======== ROWS ========

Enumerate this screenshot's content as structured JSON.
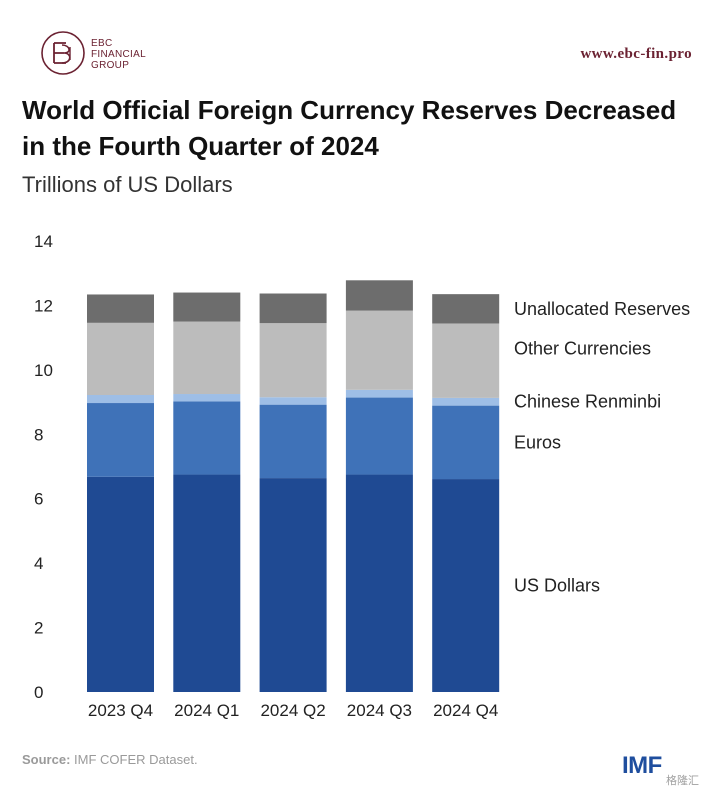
{
  "header": {
    "brand_line1": "EBC",
    "brand_line2": "FINANCIAL",
    "brand_line3": "GROUP",
    "url": "www.ebc-fin.pro"
  },
  "chart_data": {
    "type": "bar",
    "stacked": true,
    "title_line1": "World Official Foreign Currency Reserves Decreased",
    "title_line2": "in the Fourth Quarter of 2024",
    "subtitle": "Trillions of US Dollars",
    "categories": [
      "2023 Q4",
      "2024 Q1",
      "2024 Q2",
      "2024 Q3",
      "2024 Q4"
    ],
    "yticks": [
      "0",
      "2",
      "4",
      "6",
      "8",
      "10",
      "12",
      "14"
    ],
    "ylim": [
      0,
      14
    ],
    "grid": false,
    "legend_position": "right, inline with segments",
    "series": [
      {
        "name": "US Dollars",
        "color": "#1f4a93",
        "values": [
          6.68,
          6.75,
          6.64,
          6.75,
          6.61
        ]
      },
      {
        "name": "Euros",
        "color": "#3f72b8",
        "values": [
          2.29,
          2.27,
          2.28,
          2.39,
          2.28
        ]
      },
      {
        "name": "Chinese Renminbi",
        "color": "#9ebee6",
        "values": [
          0.25,
          0.23,
          0.23,
          0.24,
          0.24
        ]
      },
      {
        "name": "Other Currencies",
        "color": "#bcbcbc",
        "values": [
          2.24,
          2.25,
          2.3,
          2.46,
          2.31
        ]
      },
      {
        "name": "Unallocated Reserves",
        "color": "#6d6d6d",
        "values": [
          0.88,
          0.9,
          0.92,
          0.94,
          0.91
        ]
      }
    ]
  },
  "footer": {
    "source_label": "Source:",
    "source_text": "IMF COFER Dataset.",
    "imf_logo": "IMF",
    "watermark": "格隆汇"
  }
}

========

SET EXERCISE
Find how many lines of the entries contain "name". Respond with the number only.

EXERCISE SOLUTION
5